*GIVEN TASK*:
Identify the lines bearing the string "пункты" and gather them.

*DATASET RECORDS*:

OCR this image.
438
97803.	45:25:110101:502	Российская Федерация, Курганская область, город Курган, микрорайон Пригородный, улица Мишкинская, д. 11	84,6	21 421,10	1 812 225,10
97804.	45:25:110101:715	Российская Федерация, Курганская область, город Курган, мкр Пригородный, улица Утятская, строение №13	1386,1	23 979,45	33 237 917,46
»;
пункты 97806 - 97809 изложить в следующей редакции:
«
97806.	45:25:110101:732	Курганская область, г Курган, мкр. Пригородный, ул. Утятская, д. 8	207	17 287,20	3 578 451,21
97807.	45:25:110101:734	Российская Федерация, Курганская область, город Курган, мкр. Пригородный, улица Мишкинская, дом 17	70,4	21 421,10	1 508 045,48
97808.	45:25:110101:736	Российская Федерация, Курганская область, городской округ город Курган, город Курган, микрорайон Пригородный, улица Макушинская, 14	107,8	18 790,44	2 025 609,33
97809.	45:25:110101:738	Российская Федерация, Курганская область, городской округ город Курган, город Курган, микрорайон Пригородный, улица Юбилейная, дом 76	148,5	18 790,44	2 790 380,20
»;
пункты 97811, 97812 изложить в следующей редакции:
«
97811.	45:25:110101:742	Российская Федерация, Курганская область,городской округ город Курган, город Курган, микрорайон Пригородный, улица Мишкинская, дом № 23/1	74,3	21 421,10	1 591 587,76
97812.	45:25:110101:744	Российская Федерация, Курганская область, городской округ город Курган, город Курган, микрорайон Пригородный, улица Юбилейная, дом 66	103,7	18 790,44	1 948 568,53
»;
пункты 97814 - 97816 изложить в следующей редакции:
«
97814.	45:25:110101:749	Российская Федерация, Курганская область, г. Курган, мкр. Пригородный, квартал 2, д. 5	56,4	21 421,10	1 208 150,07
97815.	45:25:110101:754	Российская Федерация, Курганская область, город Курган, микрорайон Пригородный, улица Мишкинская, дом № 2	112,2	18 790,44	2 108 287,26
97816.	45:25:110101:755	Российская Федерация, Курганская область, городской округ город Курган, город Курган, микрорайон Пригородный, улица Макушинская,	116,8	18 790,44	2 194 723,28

*FINAL RESULT*:
пункты 97806 - 97809 изложить в следующей редакции:
пункты 97811, 97812 изложить в следующей редакции:
пункты 97814 - 97816 изложить в следующей редакции:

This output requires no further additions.